START Data to examine

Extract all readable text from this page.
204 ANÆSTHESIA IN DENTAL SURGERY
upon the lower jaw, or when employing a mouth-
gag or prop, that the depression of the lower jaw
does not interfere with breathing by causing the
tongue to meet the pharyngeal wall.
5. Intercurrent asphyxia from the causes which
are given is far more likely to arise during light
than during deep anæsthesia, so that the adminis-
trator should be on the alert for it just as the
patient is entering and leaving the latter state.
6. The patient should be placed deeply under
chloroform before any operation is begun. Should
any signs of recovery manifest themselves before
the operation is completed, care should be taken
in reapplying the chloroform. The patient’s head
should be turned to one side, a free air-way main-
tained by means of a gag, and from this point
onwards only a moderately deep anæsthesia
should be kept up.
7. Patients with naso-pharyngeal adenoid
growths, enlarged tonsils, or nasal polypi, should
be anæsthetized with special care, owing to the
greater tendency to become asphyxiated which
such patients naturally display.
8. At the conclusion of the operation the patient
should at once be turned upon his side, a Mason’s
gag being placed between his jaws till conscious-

END Data to examine

▸ Problem details: Every entry is to be restated word for word, with nothing dropped.

▸ Reply:
Extract all readable text from this page.
204 ANÆSTHESIA IN DENTAL SURGERY
upon the lower jaw, or when employing a mouth-
gag or prop, that the depression of the lower jaw
does not interfere with breathing by causing the
tongue to meet the pharyngeal wall.
5. Intercurrent asphyxia from the causes which
are given is far more likely to arise during light
than during deep anæsthesia, so that the adminis-
trator should be on the alert for it just as the
patient is entering and leaving the latter state.
6. The patient should be placed deeply under
chloroform before any operation is begun. Should
any signs of recovery manifest themselves before
the operation is completed, care should be taken
in reapplying the chloroform. The patient’s head
should be turned to one side, a free air-way main-
tained by means of a gag, and from this point
onwards only a moderately deep anæsthesia
should be kept up.
7. Patients with naso-pharyngeal adenoid
growths, enlarged tonsils, or nasal polypi, should
be anæsthetized with special care, owing to the
greater tendency to become asphyxiated which
such patients naturally display.
8. At the conclusion of the operation the patient
should at once be turned upon his side, a Mason’s
gag being placed between his jaws till conscious-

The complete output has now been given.